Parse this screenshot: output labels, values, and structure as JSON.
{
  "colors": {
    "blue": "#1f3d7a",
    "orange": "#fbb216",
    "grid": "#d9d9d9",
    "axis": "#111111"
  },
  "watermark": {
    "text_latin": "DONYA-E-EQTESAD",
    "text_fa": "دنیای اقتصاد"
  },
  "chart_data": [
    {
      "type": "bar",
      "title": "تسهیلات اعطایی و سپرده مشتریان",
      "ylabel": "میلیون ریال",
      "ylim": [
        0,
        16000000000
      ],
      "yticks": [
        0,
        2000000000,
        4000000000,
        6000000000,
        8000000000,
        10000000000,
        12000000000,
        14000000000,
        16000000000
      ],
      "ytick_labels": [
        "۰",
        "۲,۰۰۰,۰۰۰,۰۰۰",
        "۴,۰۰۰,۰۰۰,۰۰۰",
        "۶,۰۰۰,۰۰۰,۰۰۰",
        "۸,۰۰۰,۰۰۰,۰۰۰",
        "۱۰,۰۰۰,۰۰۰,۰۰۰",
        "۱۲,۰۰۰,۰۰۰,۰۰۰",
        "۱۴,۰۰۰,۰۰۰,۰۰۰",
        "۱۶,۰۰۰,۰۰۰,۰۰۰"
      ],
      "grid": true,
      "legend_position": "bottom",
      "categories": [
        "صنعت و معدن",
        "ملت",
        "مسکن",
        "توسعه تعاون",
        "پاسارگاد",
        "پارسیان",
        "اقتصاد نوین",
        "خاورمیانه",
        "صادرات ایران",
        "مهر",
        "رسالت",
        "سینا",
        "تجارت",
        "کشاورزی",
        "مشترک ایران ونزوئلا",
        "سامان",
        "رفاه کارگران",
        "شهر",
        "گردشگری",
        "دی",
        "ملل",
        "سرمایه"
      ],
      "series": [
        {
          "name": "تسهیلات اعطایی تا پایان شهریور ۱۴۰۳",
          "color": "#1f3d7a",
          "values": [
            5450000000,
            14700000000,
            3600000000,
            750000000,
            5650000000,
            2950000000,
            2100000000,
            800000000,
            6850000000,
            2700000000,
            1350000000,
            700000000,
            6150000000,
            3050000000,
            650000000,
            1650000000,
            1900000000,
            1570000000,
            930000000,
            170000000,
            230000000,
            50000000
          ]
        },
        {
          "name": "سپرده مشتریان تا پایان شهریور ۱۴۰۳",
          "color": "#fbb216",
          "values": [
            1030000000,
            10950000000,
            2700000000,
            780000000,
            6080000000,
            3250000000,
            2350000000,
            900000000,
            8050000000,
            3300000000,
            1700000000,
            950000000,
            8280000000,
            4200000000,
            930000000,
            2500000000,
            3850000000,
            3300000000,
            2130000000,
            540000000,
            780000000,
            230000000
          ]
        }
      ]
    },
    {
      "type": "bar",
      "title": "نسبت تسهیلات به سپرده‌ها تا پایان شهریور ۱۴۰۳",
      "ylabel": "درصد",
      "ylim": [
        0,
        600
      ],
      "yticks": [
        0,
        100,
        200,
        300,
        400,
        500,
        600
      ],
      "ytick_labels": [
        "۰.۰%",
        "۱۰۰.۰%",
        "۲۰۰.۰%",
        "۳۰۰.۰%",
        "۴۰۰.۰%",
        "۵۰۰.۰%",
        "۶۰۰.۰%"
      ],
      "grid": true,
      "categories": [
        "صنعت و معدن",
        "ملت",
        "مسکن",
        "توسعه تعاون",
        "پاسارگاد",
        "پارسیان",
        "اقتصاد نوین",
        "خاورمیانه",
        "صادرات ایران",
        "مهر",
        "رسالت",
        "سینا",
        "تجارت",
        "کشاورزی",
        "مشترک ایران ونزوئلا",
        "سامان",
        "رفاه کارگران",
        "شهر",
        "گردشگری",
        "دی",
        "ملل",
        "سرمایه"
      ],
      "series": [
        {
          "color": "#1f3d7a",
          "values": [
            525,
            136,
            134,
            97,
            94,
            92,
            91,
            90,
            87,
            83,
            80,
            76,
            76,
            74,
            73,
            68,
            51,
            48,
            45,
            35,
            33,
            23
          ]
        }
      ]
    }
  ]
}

------------------------------

**Aim of the exercise:** Show the data once more, exactly as it was written.

**Correct answer:**
Parse this screenshot: output labels, values, and structure as JSON.
{
  "colors": {
    "blue": "#1f3d7a",
    "orange": "#fbb216",
    "grid": "#d9d9d9",
    "axis": "#111111"
  },
  "watermark": {
    "text_latin": "DONYA-E-EQTESAD",
    "text_fa": "دنیای اقتصاد"
  },
  "chart_data": [
    {
      "type": "bar",
      "title": "تسهیلات اعطایی و سپرده مشتریان",
      "ylabel": "میلیون ریال",
      "ylim": [
        0,
        16000000000
      ],
      "yticks": [
        0,
        2000000000,
        4000000000,
        6000000000,
        8000000000,
        10000000000,
        12000000000,
        14000000000,
        16000000000
      ],
      "ytick_labels": [
        "۰",
        "۲,۰۰۰,۰۰۰,۰۰۰",
        "۴,۰۰۰,۰۰۰,۰۰۰",
        "۶,۰۰۰,۰۰۰,۰۰۰",
        "۸,۰۰۰,۰۰۰,۰۰۰",
        "۱۰,۰۰۰,۰۰۰,۰۰۰",
        "۱۲,۰۰۰,۰۰۰,۰۰۰",
        "۱۴,۰۰۰,۰۰۰,۰۰۰",
        "۱۶,۰۰۰,۰۰۰,۰۰۰"
      ],
      "grid": true,
      "legend_position": "bottom",
      "categories": [
        "صنعت و معدن",
        "ملت",
        "مسکن",
        "توسعه تعاون",
        "پاسارگاد",
        "پارسیان",
        "اقتصاد نوین",
        "خاورمیانه",
        "صادرات ایران",
        "مهر",
        "رسالت",
        "سینا",
        "تجارت",
        "کشاورزی",
        "مشترک ایران ونزوئلا",
        "سامان",
        "رفاه کارگران",
        "شهر",
        "گردشگری",
        "دی",
        "ملل",
        "سرمایه"
      ],
      "series": [
        {
          "name": "تسهیلات اعطایی تا پایان شهریور ۱۴۰۳",
          "color": "#1f3d7a",
          "values": [
            5450000000,
            14700000000,
            3600000000,
            750000000,
            5650000000,
            2950000000,
            2100000000,
            800000000,
            6850000000,
            2700000000,
            1350000000,
            700000000,
            6150000000,
            3050000000,
            650000000,
            1650000000,
            1900000000,
            1570000000,
            930000000,
            170000000,
            230000000,
            50000000
          ]
        },
        {
          "name": "سپرده مشتریان تا پایان شهریور ۱۴۰۳",
          "color": "#fbb216",
          "values": [
            1030000000,
            10950000000,
            2700000000,
            780000000,
            6080000000,
            3250000000,
            2350000000,
            900000000,
            8050000000,
            3300000000,
            1700000000,
            950000000,
            8280000000,
            4200000000,
            930000000,
            2500000000,
            3850000000,
            3300000000,
            2130000000,
            540000000,
            780000000,
            230000000
          ]
        }
      ]
    },
    {
      "type": "bar",
      "title": "نسبت تسهیلات به سپرده‌ها تا پایان شهریور ۱۴۰۳",
      "ylabel": "درصد",
      "ylim": [
        0,
        600
      ],
      "yticks": [
        0,
        100,
        200,
        300,
        400,
        500,
        600
      ],
      "ytick_labels": [
        "۰.۰%",
        "۱۰۰.۰%",
        "۲۰۰.۰%",
        "۳۰۰.۰%",
        "۴۰۰.۰%",
        "۵۰۰.۰%",
        "۶۰۰.۰%"
      ],
      "grid": true,
      "categories": [
        "صنعت و معدن",
        "ملت",
        "مسکن",
        "توسعه تعاون",
        "پاسارگاد",
        "پارسیان",
        "اقتصاد نوین",
        "خاورمیانه",
        "صادرات ایران",
        "مهر",
        "رسالت",
        "سینا",
        "تجارت",
        "کشاورزی",
        "مشترک ایران ونزوئلا",
        "سامان",
        "رفاه کارگران",
        "شهر",
        "گردشگری",
        "دی",
        "ملل",
        "سرمایه"
      ],
      "series": [
        {
          "color": "#1f3d7a",
          "values": [
            525,
            136,
            134,
            97,
            94,
            92,
            91,
            90,
            87,
            83,
            80,
            76,
            76,
            74,
            73,
            68,
            51,
            48,
            45,
            35,
            33,
            23
          ]
        }
      ]
    }
  ]
}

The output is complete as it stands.